## BEGIN QUOTED PASSAGE

Before 2009, Oklahoma might have experienced one to two low-magnitude earthquakes per year. Since 2014, Oklahoma has experienced one to two low-magnitude earthquakes per day, with a few instances of higher magnitude (between magnitude 5 and 6) earthquakes that caused some damage.

In addition to the increased use of wastewater injection related to oil and natural gas production in the region, the geologic conditions in central Oklahoma are conducive to triggering seismic activity. The rock underlying the formations where disposal water is being injected in the region has existing faults that are susceptible to the changing stresses caused by fluid injection. Without these geologic conditions, induced seismicity would be much less common. For example, induced seismicity in the Bakken region of North Dakota and Montana is relatively rare.

## END QUOTED PASSAGE

◆ EXERCISE
Answer these questions using the passage on Oklahoma earthquakes:
1. About how many low-magnitude earthquakes per year might Oklahoma have had before 2009?
2. What are the existing faults in the underlying rock susceptible to?
3. Which region does the passage give as an example where induced seismicity is relatively rare?

## BEGIN GIVEN RECORDS

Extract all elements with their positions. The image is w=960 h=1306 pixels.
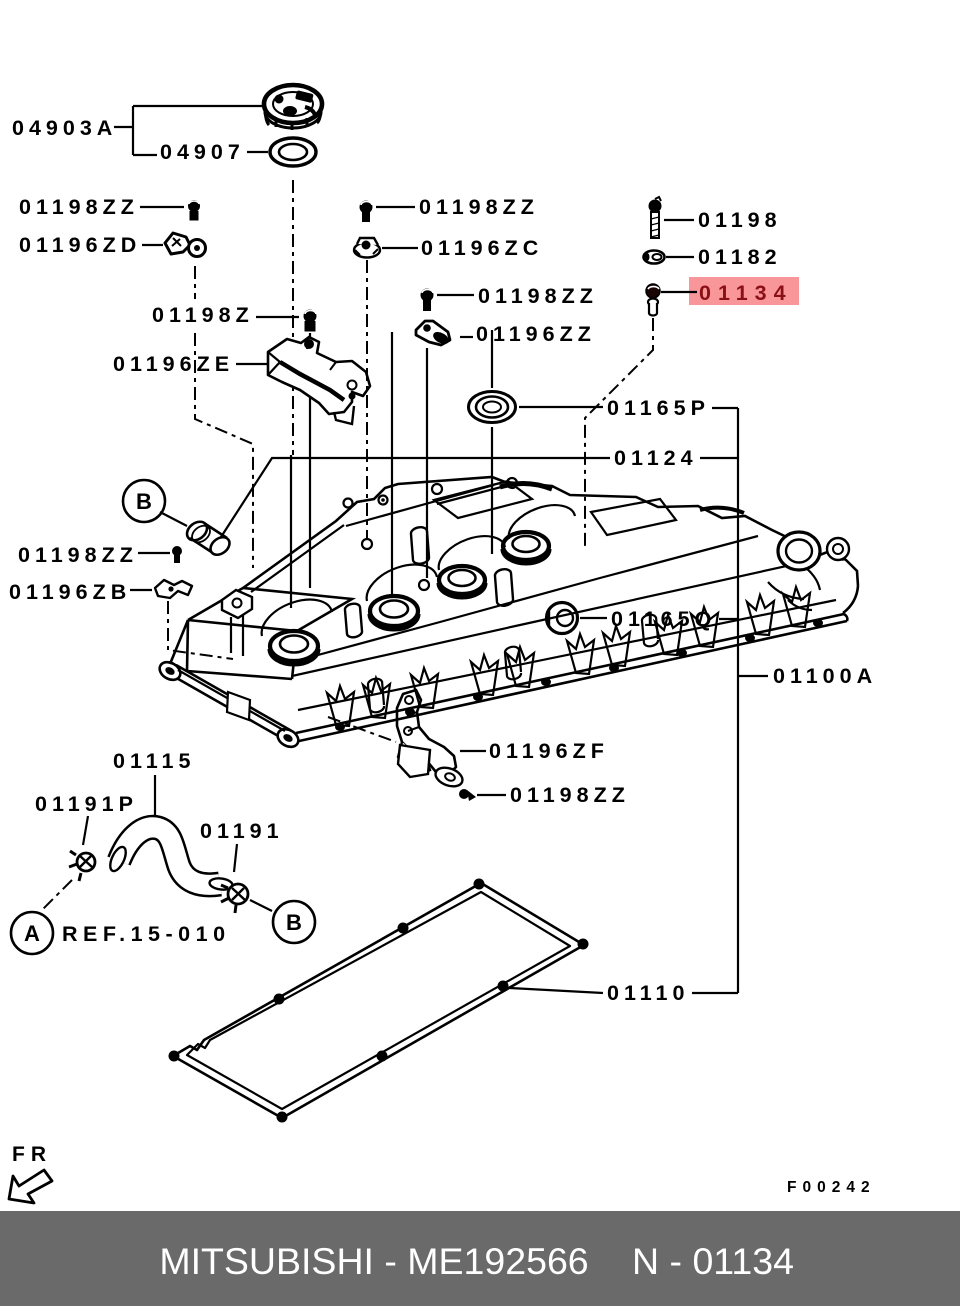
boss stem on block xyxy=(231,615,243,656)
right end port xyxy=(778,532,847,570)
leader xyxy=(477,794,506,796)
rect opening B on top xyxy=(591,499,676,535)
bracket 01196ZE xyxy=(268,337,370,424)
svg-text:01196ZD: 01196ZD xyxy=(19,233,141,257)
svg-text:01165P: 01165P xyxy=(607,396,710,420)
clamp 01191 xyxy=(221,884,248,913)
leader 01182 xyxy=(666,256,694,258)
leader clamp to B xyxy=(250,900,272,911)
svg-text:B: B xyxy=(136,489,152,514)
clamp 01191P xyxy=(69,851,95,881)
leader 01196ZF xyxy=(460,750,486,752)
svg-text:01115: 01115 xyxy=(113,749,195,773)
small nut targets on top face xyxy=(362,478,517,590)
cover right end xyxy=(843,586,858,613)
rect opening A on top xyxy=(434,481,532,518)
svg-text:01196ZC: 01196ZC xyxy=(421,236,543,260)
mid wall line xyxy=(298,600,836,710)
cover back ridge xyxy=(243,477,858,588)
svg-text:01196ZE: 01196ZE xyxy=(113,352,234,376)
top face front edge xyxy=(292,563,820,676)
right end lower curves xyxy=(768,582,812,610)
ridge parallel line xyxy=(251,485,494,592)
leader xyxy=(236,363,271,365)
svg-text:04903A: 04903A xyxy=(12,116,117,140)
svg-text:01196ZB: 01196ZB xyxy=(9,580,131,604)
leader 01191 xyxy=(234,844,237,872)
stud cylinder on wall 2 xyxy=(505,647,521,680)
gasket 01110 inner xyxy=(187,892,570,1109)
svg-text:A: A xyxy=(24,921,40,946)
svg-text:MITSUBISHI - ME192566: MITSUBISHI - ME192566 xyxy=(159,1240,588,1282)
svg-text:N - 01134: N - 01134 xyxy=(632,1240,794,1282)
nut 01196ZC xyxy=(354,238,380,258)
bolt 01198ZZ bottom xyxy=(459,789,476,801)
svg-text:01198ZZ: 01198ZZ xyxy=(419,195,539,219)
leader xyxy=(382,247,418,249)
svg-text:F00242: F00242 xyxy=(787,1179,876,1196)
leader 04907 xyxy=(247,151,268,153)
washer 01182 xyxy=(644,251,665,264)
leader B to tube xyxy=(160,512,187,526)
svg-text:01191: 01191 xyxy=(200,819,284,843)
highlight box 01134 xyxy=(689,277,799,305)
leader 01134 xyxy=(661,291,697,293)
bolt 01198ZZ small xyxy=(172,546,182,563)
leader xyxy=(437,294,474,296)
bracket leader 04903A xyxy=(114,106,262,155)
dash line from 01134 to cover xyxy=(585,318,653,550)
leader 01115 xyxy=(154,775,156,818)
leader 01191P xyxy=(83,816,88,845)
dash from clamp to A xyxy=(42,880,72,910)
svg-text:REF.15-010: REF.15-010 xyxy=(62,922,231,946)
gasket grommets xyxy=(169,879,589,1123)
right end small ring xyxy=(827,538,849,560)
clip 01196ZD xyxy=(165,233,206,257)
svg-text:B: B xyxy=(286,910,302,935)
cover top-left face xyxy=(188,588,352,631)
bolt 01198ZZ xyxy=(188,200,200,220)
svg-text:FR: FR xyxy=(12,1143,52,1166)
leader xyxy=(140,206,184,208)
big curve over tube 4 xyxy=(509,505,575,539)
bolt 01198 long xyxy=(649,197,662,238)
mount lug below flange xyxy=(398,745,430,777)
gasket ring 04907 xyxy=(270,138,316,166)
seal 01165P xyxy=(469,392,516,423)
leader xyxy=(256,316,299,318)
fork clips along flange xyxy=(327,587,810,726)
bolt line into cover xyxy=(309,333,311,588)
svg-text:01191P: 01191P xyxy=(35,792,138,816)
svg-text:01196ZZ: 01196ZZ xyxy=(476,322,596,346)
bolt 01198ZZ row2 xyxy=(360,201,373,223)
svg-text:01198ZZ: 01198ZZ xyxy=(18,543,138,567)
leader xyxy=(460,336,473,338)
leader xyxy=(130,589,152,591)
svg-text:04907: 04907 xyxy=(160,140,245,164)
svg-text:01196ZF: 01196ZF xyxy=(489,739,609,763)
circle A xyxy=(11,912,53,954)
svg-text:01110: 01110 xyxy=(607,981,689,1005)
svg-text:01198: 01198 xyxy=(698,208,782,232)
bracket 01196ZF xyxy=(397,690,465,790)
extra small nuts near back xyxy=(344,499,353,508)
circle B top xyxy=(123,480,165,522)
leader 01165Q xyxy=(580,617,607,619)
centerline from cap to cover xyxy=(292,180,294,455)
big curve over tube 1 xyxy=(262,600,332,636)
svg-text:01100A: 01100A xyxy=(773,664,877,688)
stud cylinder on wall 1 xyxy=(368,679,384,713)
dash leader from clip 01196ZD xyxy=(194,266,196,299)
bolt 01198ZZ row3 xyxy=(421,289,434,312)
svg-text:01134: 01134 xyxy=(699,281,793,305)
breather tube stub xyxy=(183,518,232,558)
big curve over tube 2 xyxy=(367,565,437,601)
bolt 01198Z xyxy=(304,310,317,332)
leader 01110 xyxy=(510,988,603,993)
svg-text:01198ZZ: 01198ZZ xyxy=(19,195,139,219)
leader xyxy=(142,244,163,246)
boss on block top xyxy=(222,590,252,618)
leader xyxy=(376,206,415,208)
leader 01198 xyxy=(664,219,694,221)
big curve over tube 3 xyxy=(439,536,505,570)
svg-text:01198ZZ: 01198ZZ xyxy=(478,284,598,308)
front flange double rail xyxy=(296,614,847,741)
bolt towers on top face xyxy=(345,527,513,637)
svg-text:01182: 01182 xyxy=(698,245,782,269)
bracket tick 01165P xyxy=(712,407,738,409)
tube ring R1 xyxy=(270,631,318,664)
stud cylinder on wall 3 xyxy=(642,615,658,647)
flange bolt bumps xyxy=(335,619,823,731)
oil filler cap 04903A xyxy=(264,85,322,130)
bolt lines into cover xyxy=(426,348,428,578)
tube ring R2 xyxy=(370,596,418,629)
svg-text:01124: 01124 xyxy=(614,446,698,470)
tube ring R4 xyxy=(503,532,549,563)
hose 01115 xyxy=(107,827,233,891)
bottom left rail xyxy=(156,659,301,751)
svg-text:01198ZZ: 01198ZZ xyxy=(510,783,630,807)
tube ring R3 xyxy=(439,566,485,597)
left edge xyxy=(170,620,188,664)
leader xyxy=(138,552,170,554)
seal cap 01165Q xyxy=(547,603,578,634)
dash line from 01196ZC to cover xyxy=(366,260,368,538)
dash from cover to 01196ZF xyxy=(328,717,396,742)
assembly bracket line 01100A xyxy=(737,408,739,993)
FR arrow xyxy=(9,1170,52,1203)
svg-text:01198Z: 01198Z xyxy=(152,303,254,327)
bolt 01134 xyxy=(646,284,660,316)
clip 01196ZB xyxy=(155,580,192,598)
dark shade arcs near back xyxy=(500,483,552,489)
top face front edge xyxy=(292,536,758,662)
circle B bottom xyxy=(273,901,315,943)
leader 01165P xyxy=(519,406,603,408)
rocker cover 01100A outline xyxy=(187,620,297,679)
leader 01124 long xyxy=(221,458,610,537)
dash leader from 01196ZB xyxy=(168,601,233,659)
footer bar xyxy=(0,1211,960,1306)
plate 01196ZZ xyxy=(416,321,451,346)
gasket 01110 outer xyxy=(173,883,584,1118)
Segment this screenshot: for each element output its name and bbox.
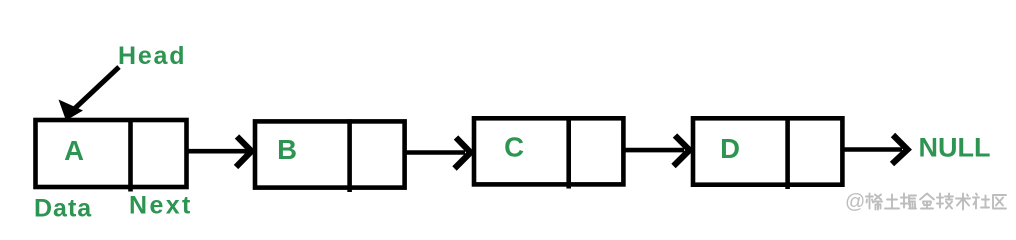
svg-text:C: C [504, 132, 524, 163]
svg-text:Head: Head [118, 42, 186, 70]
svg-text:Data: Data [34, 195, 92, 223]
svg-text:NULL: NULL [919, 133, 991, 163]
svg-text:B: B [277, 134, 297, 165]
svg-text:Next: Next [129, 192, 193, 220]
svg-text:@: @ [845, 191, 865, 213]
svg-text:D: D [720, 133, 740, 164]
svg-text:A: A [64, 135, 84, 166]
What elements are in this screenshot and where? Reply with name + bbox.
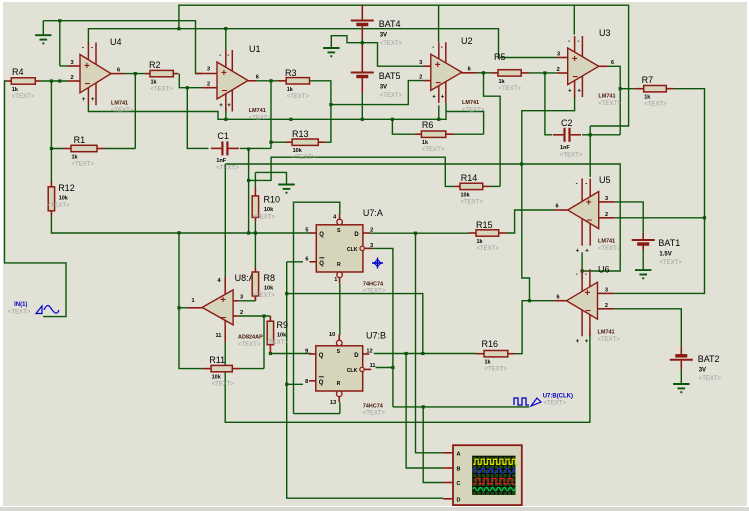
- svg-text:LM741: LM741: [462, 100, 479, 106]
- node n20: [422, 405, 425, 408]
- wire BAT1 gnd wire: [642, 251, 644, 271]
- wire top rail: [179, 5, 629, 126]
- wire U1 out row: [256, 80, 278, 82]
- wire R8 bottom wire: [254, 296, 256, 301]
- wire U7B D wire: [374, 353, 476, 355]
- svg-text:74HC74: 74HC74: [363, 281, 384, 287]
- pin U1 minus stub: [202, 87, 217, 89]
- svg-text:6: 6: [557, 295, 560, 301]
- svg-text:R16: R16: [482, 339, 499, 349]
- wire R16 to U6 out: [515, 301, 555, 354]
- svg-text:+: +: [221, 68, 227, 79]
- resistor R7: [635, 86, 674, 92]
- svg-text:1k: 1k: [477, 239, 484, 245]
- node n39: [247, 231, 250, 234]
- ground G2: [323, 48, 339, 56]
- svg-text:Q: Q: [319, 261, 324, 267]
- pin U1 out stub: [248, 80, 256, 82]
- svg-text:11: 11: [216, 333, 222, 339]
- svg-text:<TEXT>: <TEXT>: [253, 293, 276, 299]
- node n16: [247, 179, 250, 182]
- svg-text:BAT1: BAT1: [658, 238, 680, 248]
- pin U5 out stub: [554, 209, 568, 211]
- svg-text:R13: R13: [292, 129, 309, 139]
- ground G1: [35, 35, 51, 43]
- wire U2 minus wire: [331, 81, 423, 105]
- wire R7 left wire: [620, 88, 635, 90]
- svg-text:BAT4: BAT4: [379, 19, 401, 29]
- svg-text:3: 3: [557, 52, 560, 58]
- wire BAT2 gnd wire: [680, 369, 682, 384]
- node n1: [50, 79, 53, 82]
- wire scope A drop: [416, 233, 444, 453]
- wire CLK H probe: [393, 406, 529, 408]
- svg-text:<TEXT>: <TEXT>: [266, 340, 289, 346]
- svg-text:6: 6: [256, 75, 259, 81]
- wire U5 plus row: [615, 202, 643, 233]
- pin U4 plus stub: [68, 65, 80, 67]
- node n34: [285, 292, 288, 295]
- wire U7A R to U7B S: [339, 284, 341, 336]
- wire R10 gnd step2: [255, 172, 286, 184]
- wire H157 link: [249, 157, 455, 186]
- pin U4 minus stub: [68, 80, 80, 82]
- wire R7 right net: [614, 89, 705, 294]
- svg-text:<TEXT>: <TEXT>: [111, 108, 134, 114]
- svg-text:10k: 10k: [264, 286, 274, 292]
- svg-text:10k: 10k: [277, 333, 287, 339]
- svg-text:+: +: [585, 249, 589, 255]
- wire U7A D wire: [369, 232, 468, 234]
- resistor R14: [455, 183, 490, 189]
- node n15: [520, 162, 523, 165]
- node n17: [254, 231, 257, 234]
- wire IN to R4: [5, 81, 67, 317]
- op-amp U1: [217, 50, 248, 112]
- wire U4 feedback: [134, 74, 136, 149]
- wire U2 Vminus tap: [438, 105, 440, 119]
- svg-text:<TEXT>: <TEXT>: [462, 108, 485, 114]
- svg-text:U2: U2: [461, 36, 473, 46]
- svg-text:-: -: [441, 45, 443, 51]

## END GIVEN RECORDS

◆ RESULT OF THE EXERCISE
1. One to two per year.
2. The changing stresses caused by fluid injection.
3. The Bakken region of North Dakota and Montana.